- ENTRIES SUPPLIED:

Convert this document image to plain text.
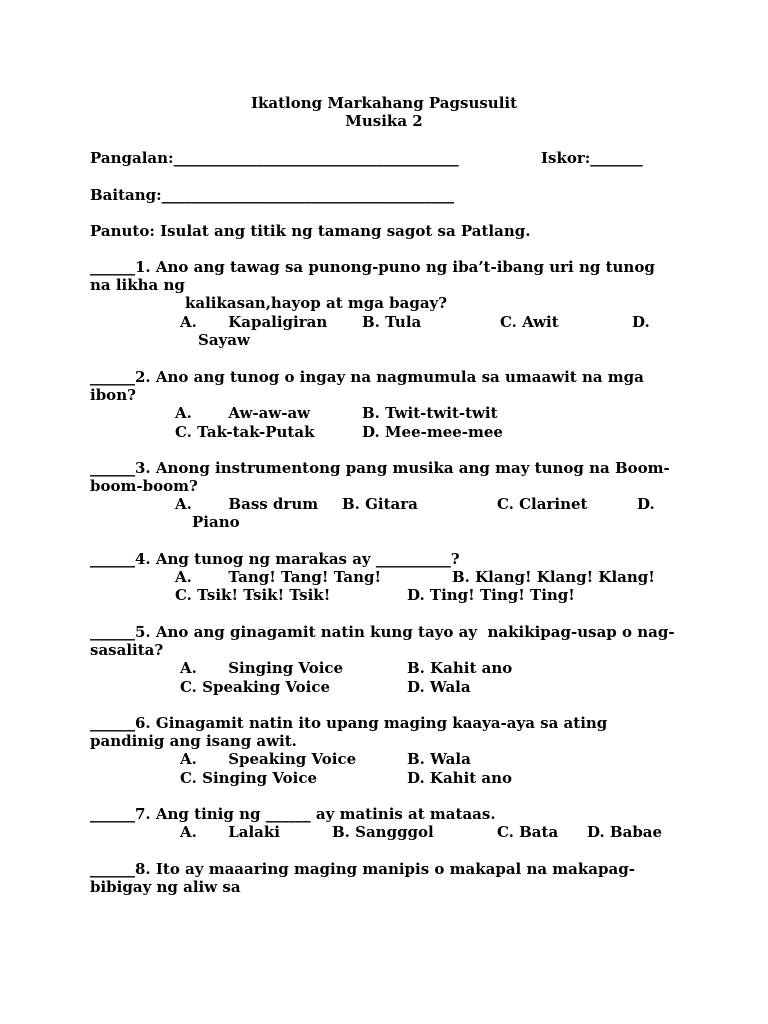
Ikatlong Markahang Pagsusulit
Musika 2
Pangalan:______________________________________	Iskor:_______
Baitang:_______________________________________
Panuto: Isulat ang titik ng tamang sagot sa Patlang.
______1. Ano ang tawag sa punong-puno ng iba’t-ibang uri ng tunog
na likha ng
kalikasan,hayop at mga bagay?
A.      Kapaligiran B. Tula	C. Awit	D.
Sayaw
______2. Ano ang tunog o ingay na nagmumula sa umaawit na mga
ibon?
A.       Aw-aw-aw	B. Twit-twit-twit
C. Tak-tak-Putak	D. Mee-mee-mee
______3. Anong instrumentong pang musika ang may tunog na Boom-
boom-boom?
A.       Bass drum B. Gitara	C. Clarinet	D.
Piano
______4. Ang tunog ng marakas ay __________?
A.       Tang! Tang! Tang!	B. Klang! Klang! Klang!
C. Tsik! Tsik! Tsik!	D. Ting! Ting! Ting!
______5. Ano ang ginagamit natin kung tayo ay  nakikipag-usap o nag-
sasalita?
A.      Singing Voice	B. Kahit ano
C. Speaking Voice	D. Wala
______6. Ginagamit natin ito upang maging kaaya-aya sa ating
pandinig ang isang awit.
A.      Speaking Voice	B. Wala
C. Singing Voice	D. Kahit ano
______7. Ang tinig ng ______ ay matinis at mataas.
A.      Lalaki	B. Sangggol	C. Bata D. Babae
______8. Ito ay maaaring maging manipis o makapal na makapag-
bibigay ng aliw sa
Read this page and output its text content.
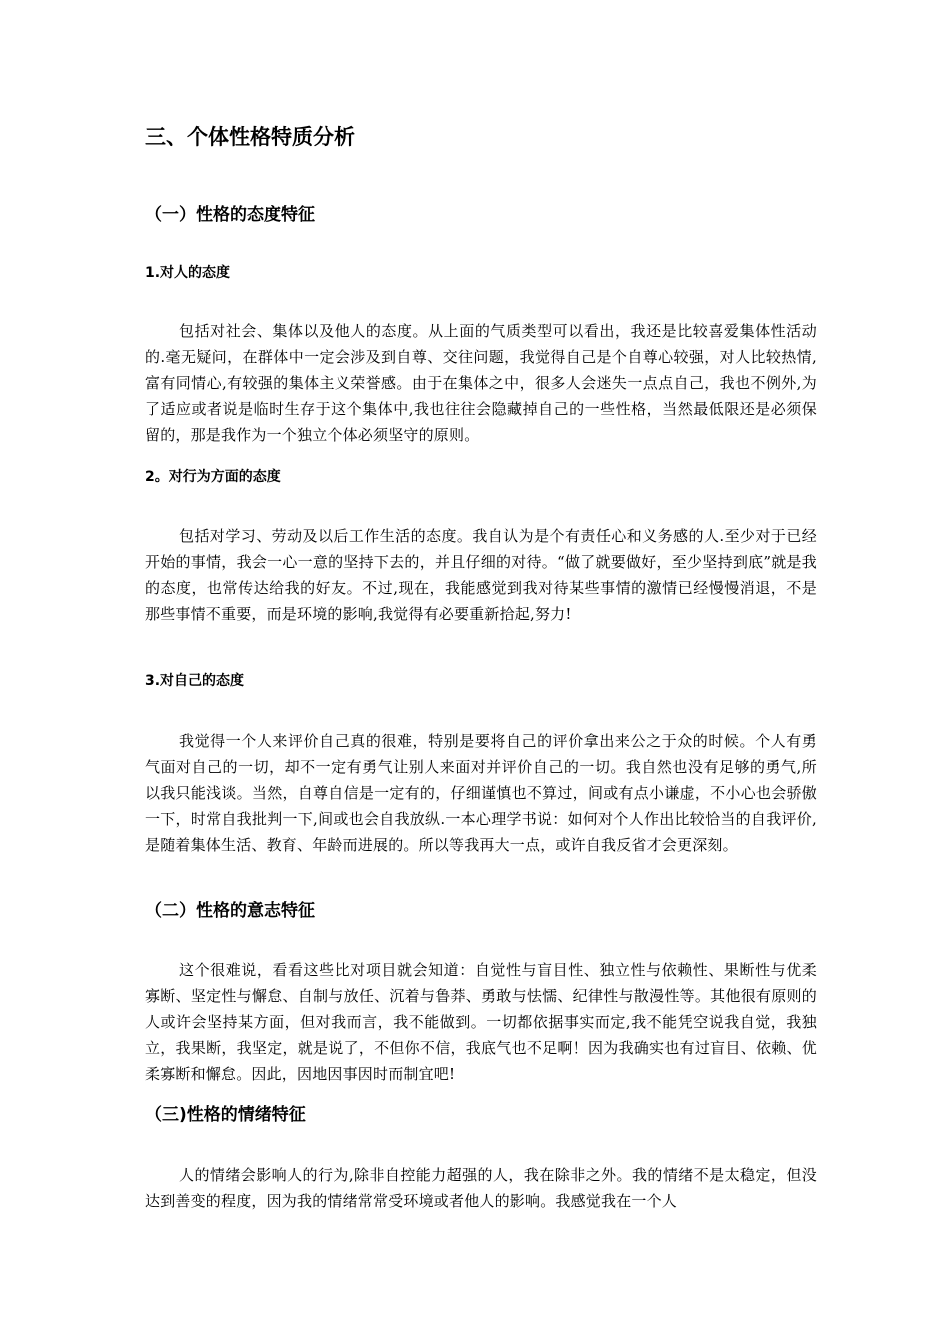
三、个体性格特质分析
（一）性格的态度特征
1.对人的态度

包括对社会、集体以及他人的态度。从上面的气质类型可以看出，我还是比较喜爱集体性活动的.毫无疑问，在群体中一定会涉及到自尊、交往问题，我觉得自己是个自尊心较强，对人比较热情,富有同情心,有较强的集体主义荣誉感。由于在集体之中，很多人会迷失一点点自己，我也不例外,为了适应或者说是临时生存于这个集体中,我也往往会隐藏掉自己的一些性格，当然最低限还是必须保留的，那是我作为一个独立个体必须坚守的原则。

2。对行为方面的态度

包括对学习、劳动及以后工作生活的态度。我自认为是个有责任心和义务感的人.至少对于已经开始的事情，我会一心一意的坚持下去的，并且仔细的对待。“做了就要做好，至少坚持到底”就是我的态度，也常传达给我的好友。不过,现在，我能感觉到我对待某些事情的激情已经慢慢消退，不是那些事情不重要，而是环境的影响,我觉得有必要重新拾起,努力!

3.对自己的态度

我觉得一个人来评价自己真的很难，特别是要将自己的评价拿出来公之于众的时候。个人有勇气面对自己的一切，却不一定有勇气让别人来面对并评价自己的一切。我自然也没有足够的勇气,所以我只能浅谈。当然，自尊自信是一定有的，仔细谨慎也不算过，间或有点小谦虚，不小心也会骄傲一下，时常自我批判一下,间或也会自我放纵.一本心理学书说：如何对个人作出比较恰当的自我评价,是随着集体生活、教育、年龄而进展的。所以等我再大一点，或许自我反省才会更深刻。

（二）性格的意志特征

这个很难说，看看这些比对项目就会知道：自觉性与盲目性、独立性与依赖性、果断性与优柔寡断、坚定性与懈怠、自制与放任、沉着与鲁莽、勇敢与怯懦、纪律性与散漫性等。其他很有原则的人或许会坚持某方面，但对我而言，我不能做到。一切都依据事实而定,我不能凭空说我自觉，我独立，我果断，我坚定，就是说了，不但你不信，我底气也不足啊！因为我确实也有过盲目、依赖、优柔寡断和懈怠。因此，因地因事因时而制宜吧!

（三)性格的情绪特征

人的情绪会影响人的行为,除非自控能力超强的人，我在除非之外。我的情绪不是太稳定，但没达到善变的程度，因为我的情绪常常受环境或者他人的影响。我感觉我在一个人
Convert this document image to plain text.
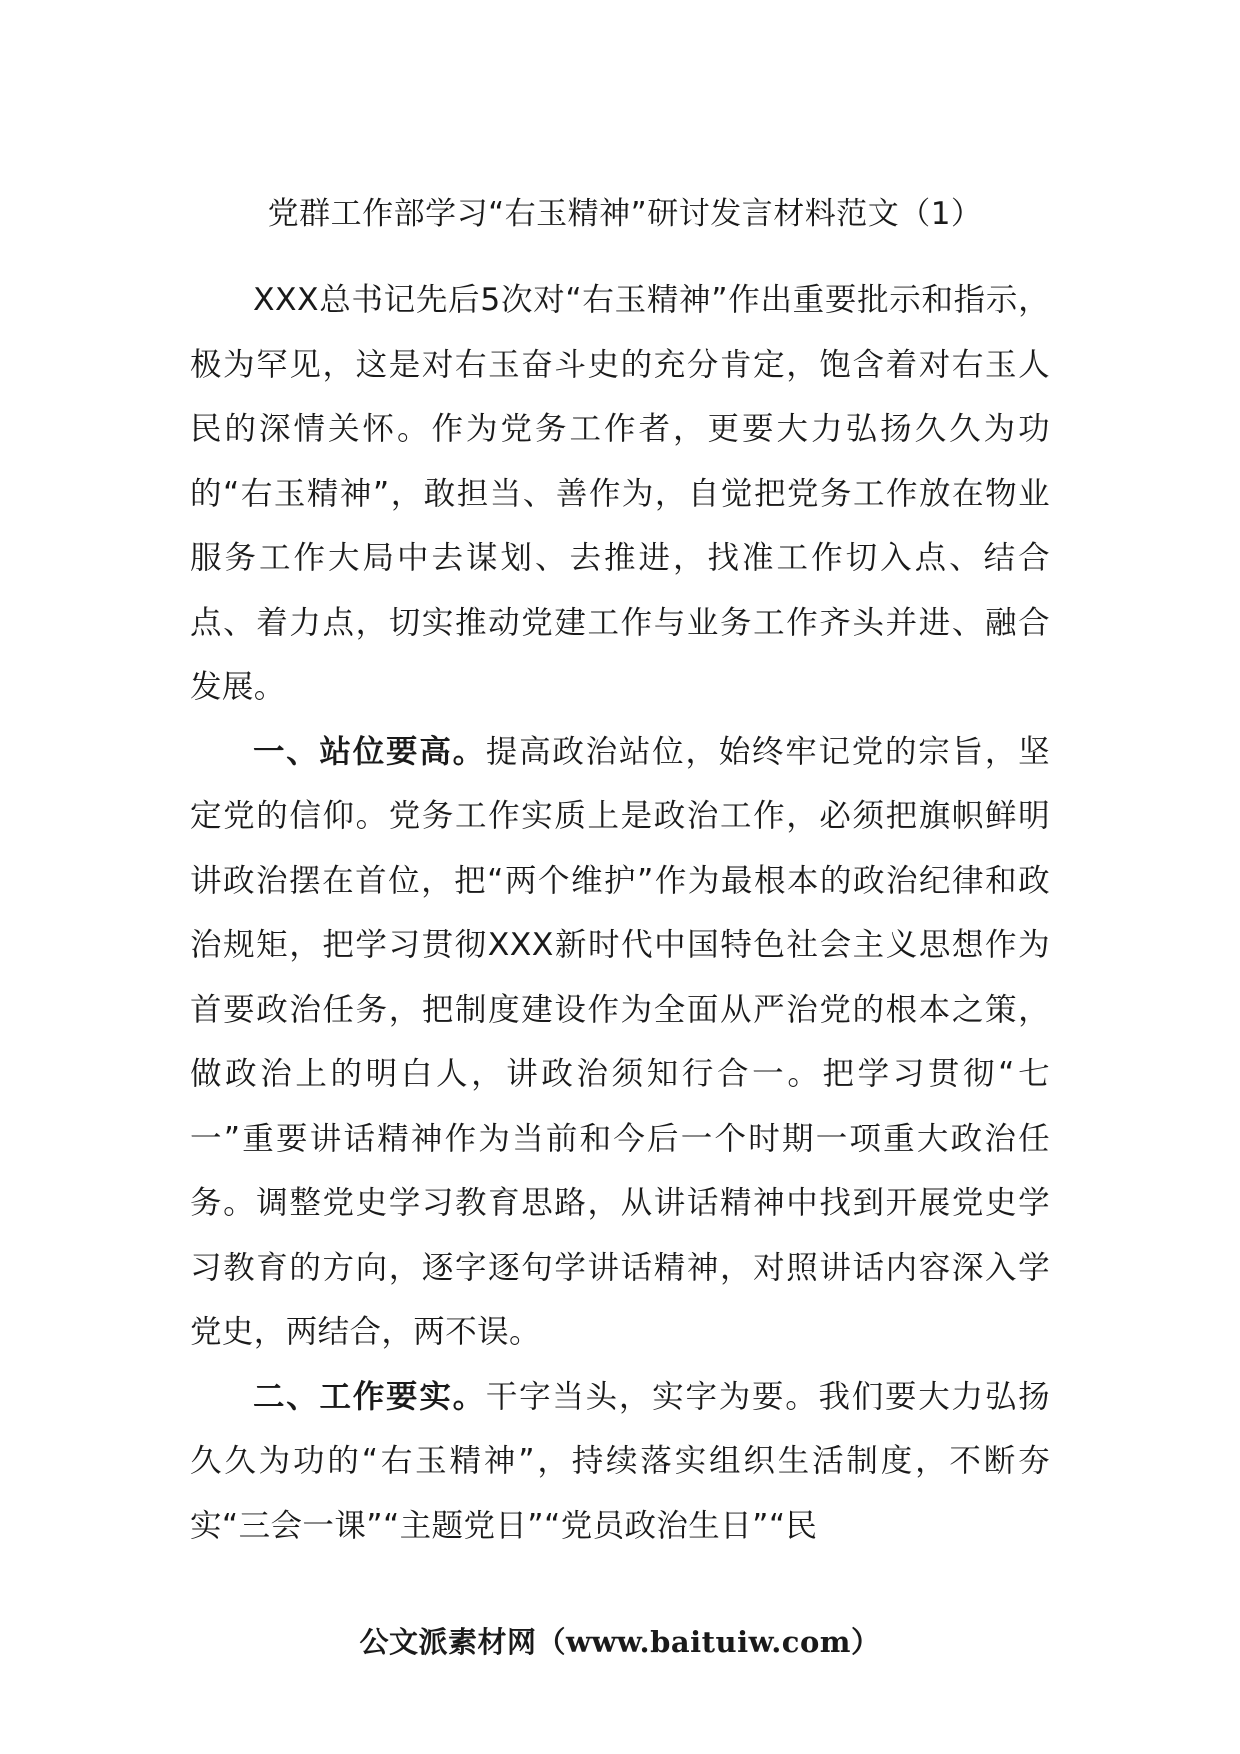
党群工作部学习“右玉精神”研讨发言材料范文（1）

XXX总书记先后5次对“右玉精神”作出重要批示和指示，极为罕见，这是对右玉奋斗史的充分肯定，饱含着对右玉人民的深情关怀。作为党务工作者，更要大力弘扬久久为功的“右玉精神”，敢担当、善作为，自觉把党务工作放在物业服务工作大局中去谋划、去推进，找准工作切入点、结合点、着力点，切实推动党建工作与业务工作齐头并进、融合发展。

一、站位要高。提高政治站位，始终牢记党的宗旨，坚定党的信仰。党务工作实质上是政治工作，必须把旗帜鲜明讲政治摆在首位，把“两个维护”作为最根本的政治纪律和政治规矩，把学习贯彻XXX新时代中国特色社会主义思想作为首要政治任务，把制度建设作为全面从严治党的根本之策，做政治上的明白人，讲政治须知行合一。把学习贯彻“七一”重要讲话精神作为当前和今后一个时期一项重大政治任务。调整党史学习教育思路，从讲话精神中找到开展党史学习教育的方向，逐字逐句学讲话精神，对照讲话内容深入学党史，两结合，两不误。

二、工作要实。干字当头，实字为要。我们要大力弘扬久久为功的“右玉精神”，持续落实组织生活制度，不断夯实“三会一课”“主题党日”“党员政治生日”“民

公文派素材网（www.baituiw.com）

- EXERCISE DIRECTIONS: Quote all the lines above exactly as given. Do not include the pictures.

- OUTPUT:
Convert this document image to plain text.
Ikatlong Markahang Pagsusulit
Musika 2
Pangalan:______________________________________	Iskor:_______
Baitang:_______________________________________
Panuto: Isulat ang titik ng tamang sagot sa Patlang.
______1. Ano ang tawag sa punong-puno ng iba’t-ibang uri ng tunog
na likha ng
kalikasan,hayop at mga bagay?
A.      Kapaligiran B. Tula	C. Awit	D.
Sayaw
______2. Ano ang tunog o ingay na nagmumula sa umaawit na mga
ibon?
A.       Aw-aw-aw	B. Twit-twit-twit
C. Tak-tak-Putak	D. Mee-mee-mee
______3. Anong instrumentong pang musika ang may tunog na Boom-
boom-boom?
A.       Bass drum B. Gitara	C. Clarinet	D.
Piano
______4. Ang tunog ng marakas ay __________?
A.       Tang! Tang! Tang!	B. Klang! Klang! Klang!
C. Tsik! Tsik! Tsik!	D. Ting! Ting! Ting!
______5. Ano ang ginagamit natin kung tayo ay  nakikipag-usap o nag-
sasalita?
A.      Singing Voice	B. Kahit ano
C. Speaking Voice	D. Wala
______6. Ginagamit natin ito upang maging kaaya-aya sa ating
pandinig ang isang awit.
A.      Speaking Voice	B. Wala
C. Singing Voice	D. Kahit ano
______7. Ang tinig ng ______ ay matinis at mataas.
A.      Lalaki	B. Sangggol	C. Bata D. Babae
______8. Ito ay maaaring maging manipis o makapal na makapag-
bibigay ng aliw sa
Read this page and output its text content.
三、个体性格特质分析
（一）性格的态度特征
1.对人的态度

包括对社会、集体以及他人的态度。从上面的气质类型可以看出，我还是比较喜爱集体性活动的.毫无疑问，在群体中一定会涉及到自尊、交往问题，我觉得自己是个自尊心较强，对人比较热情,富有同情心,有较强的集体主义荣誉感。由于在集体之中，很多人会迷失一点点自己，我也不例外,为了适应或者说是临时生存于这个集体中,我也往往会隐藏掉自己的一些性格，当然最低限还是必须保留的，那是我作为一个独立个体必须坚守的原则。

2。对行为方面的态度

包括对学习、劳动及以后工作生活的态度。我自认为是个有责任心和义务感的人.至少对于已经开始的事情，我会一心一意的坚持下去的，并且仔细的对待。“做了就要做好，至少坚持到底”就是我的态度，也常传达给我的好友。不过,现在，我能感觉到我对待某些事情的激情已经慢慢消退，不是那些事情不重要，而是环境的影响,我觉得有必要重新拾起,努力!

3.对自己的态度

我觉得一个人来评价自己真的很难，特别是要将自己的评价拿出来公之于众的时候。个人有勇气面对自己的一切，却不一定有勇气让别人来面对并评价自己的一切。我自然也没有足够的勇气,所以我只能浅谈。当然，自尊自信是一定有的，仔细谨慎也不算过，间或有点小谦虚，不小心也会骄傲一下，时常自我批判一下,间或也会自我放纵.一本心理学书说：如何对个人作出比较恰当的自我评价,是随着集体生活、教育、年龄而进展的。所以等我再大一点，或许自我反省才会更深刻。

（二）性格的意志特征

这个很难说，看看这些比对项目就会知道：自觉性与盲目性、独立性与依赖性、果断性与优柔寡断、坚定性与懈怠、自制与放任、沉着与鲁莽、勇敢与怯懦、纪律性与散漫性等。其他很有原则的人或许会坚持某方面，但对我而言，我不能做到。一切都依据事实而定,我不能凭空说我自觉，我独立，我果断，我坚定，就是说了，不但你不信，我底气也不足啊！因为我确实也有过盲目、依赖、优柔寡断和懈怠。因此，因地因事因时而制宜吧!

（三)性格的情绪特征

人的情绪会影响人的行为,除非自控能力超强的人，我在除非之外。我的情绪不是太稳定，但没达到善变的程度，因为我的情绪常常受环境或者他人的影响。我感觉我在一个人
Convert this document image to plain text.
党群工作部学习“右玉精神”研讨发言材料范文（1）

XXX总书记先后5次对“右玉精神”作出重要批示和指示，极为罕见，这是对右玉奋斗史的充分肯定，饱含着对右玉人民的深情关怀。作为党务工作者，更要大力弘扬久久为功的“右玉精神”，敢担当、善作为，自觉把党务工作放在物业服务工作大局中去谋划、去推进，找准工作切入点、结合点、着力点，切实推动党建工作与业务工作齐头并进、融合发展。

一、站位要高。提高政治站位，始终牢记党的宗旨，坚定党的信仰。党务工作实质上是政治工作，必须把旗帜鲜明讲政治摆在首位，把“两个维护”作为最根本的政治纪律和政治规矩，把学习贯彻XXX新时代中国特色社会主义思想作为首要政治任务，把制度建设作为全面从严治党的根本之策，做政治上的明白人，讲政治须知行合一。把学习贯彻“七一”重要讲话精神作为当前和今后一个时期一项重大政治任务。调整党史学习教育思路，从讲话精神中找到开展党史学习教育的方向，逐字逐句学讲话精神，对照讲话内容深入学党史，两结合，两不误。

二、工作要实。干字当头，实字为要。我们要大力弘扬久久为功的“右玉精神”，持续落实组织生活制度，不断夯实“三会一课”“主题党日”“党员政治生日”“民

公文派素材网（www.baituiw.com）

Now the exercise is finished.